Repeat the material below word for word and leave out all pictures.

::: Records shown :::

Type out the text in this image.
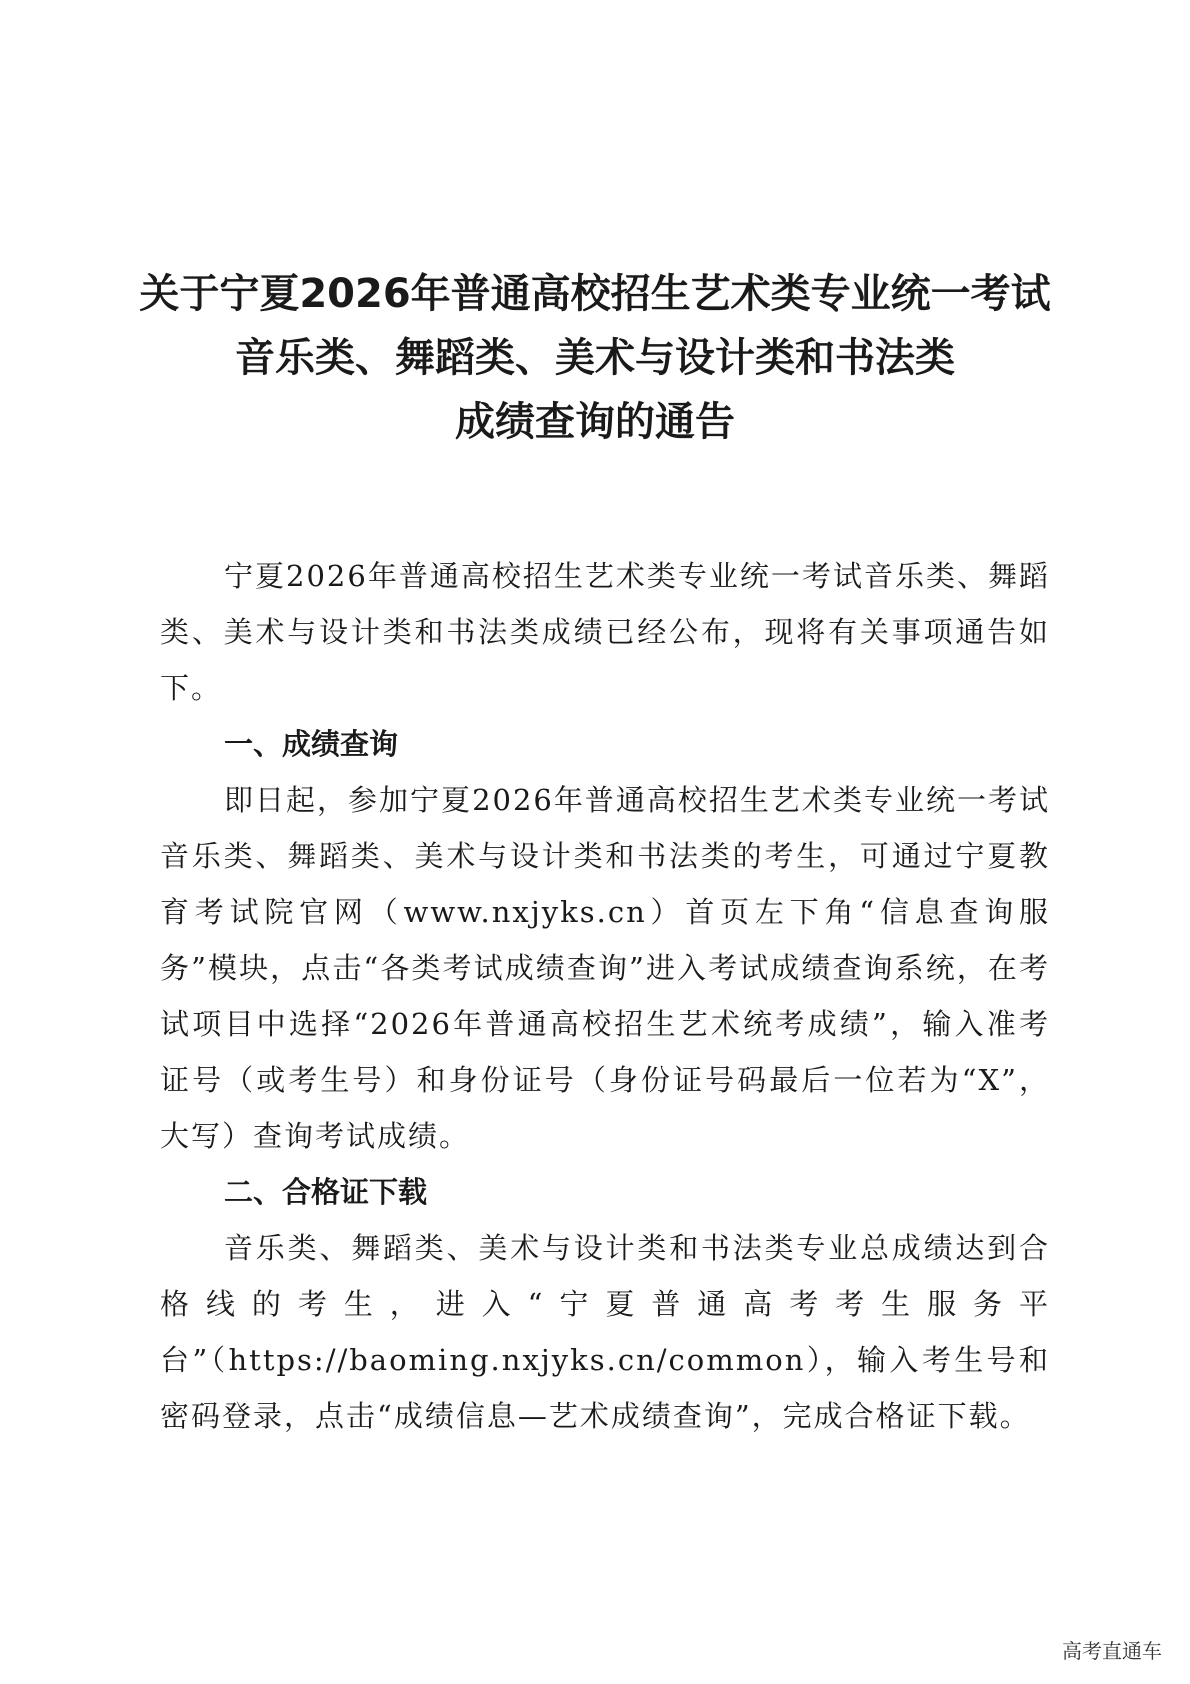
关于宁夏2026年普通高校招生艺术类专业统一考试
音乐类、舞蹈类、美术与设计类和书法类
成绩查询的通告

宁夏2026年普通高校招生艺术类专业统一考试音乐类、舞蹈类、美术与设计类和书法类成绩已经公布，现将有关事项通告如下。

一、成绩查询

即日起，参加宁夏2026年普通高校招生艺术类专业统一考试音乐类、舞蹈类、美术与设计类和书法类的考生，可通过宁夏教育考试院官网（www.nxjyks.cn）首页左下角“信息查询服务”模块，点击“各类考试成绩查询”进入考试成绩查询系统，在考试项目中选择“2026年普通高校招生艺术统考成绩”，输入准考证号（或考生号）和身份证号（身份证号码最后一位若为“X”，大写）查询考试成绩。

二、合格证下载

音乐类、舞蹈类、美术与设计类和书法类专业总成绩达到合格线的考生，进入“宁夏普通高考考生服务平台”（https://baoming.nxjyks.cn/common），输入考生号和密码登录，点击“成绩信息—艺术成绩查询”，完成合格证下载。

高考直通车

:::

Answer below ▸
Type out the text in this image.
关于宁夏2026年普通高校招生艺术类专业统一考试
音乐类、舞蹈类、美术与设计类和书法类
成绩查询的通告

宁夏2026年普通高校招生艺术类专业统一考试音乐类、舞蹈类、美术与设计类和书法类成绩已经公布，现将有关事项通告如下。

一、成绩查询

即日起，参加宁夏2026年普通高校招生艺术类专业统一考试音乐类、舞蹈类、美术与设计类和书法类的考生，可通过宁夏教育考试院官网（www.nxjyks.cn）首页左下角“信息查询服务”模块，点击“各类考试成绩查询”进入考试成绩查询系统，在考试项目中选择“2026年普通高校招生艺术统考成绩”，输入准考证号（或考生号）和身份证号（身份证号码最后一位若为“X”，大写）查询考试成绩。

二、合格证下载

音乐类、舞蹈类、美术与设计类和书法类专业总成绩达到合格线的考生，进入“宁夏普通高考考生服务平台”（https://baoming.nxjyks.cn/common），输入考生号和密码登录，点击“成绩信息—艺术成绩查询”，完成合格证下载。

高考直通车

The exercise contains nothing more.